The task:
Return the number of lines that include the string "ringhiera", without any other text.

====================

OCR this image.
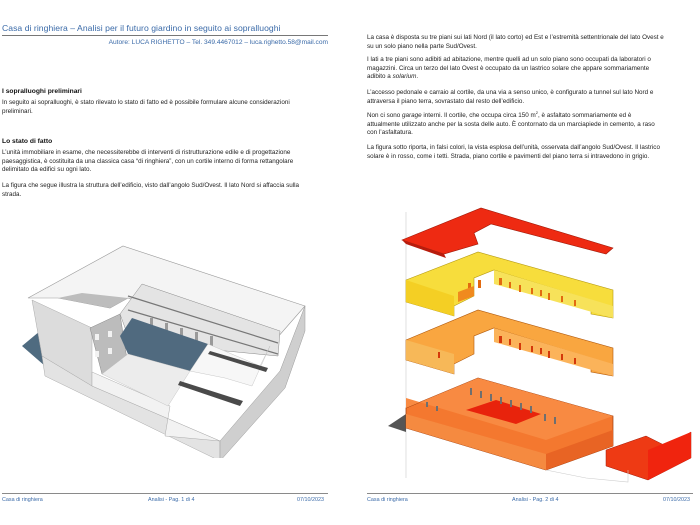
Casa di ringhiera – Analisi per il futuro giardino in seguito ai sopralluoghi
Autore: LUCA RIGHETTO – Tel. 349.4467012 – luca.righetto.58@mail.com
I sopralluoghi preliminari
In seguito ai sopralluoghi, è stato rilevato lo stato di fatto ed è possibile formulare alcune considerazioni
preliminari.
Lo stato di fatto
L’unità immobiliare in esame, che necessiterebbe di interventi di ristrutturazione edile e di progettazione
paesaggistica, è costituita da una classica casa “di ringhiera”, con un cortile interno di forma rettangolare
delimitato da edifici su ogni lato.
La figura che segue illustra la struttura dell’edificio, visto dall’angolo Sud/Ovest. Il lato Nord si affaccia sulla
strada.
Casa di ringhiera	Analisi - Pag. 1 di 4	07/10/2023
La casa è disposta su tre piani sui lati Nord (il lato corto) ed Est e l’estremità settentrionale del lato Ovest e
su un solo piano nella parte Sud/Ovest.
I lati a tre piani sono adibiti ad abitazione, mentre quelli ad un solo piano sono occupati da laboratori o
magazzini. Circa un terzo del lato Ovest è occupato da un lastrico solare che appare sommariamente
adibito a solarium.
L’accesso pedonale e carraio al cortile, da una via a senso unico, è configurato a tunnel sul lato Nord e
attraversa il piano terra, sovrastato dal resto dell’edificio.
Non ci sono garage interni. Il cortile, che occupa circa 150 $m^2$, è asfaltato sommariamente ed è
attualmente utilizzato anche per la sosta delle auto. È contornato da un marciapiede in cemento, a raso
con l’asfaltatura.
La figura sotto riporta, in falsi colori, la vista esplosa dell’unità, osservata dall’angolo Sud/Ovest. Il lastrico
solare è in rosso, come i tetti. Strada, piano cortile e pavimenti del piano terra si intravedono in grigio.
Casa di ringhiera	Analisi - Pag. 2 di 4	07/10/2023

====================

Final result:
4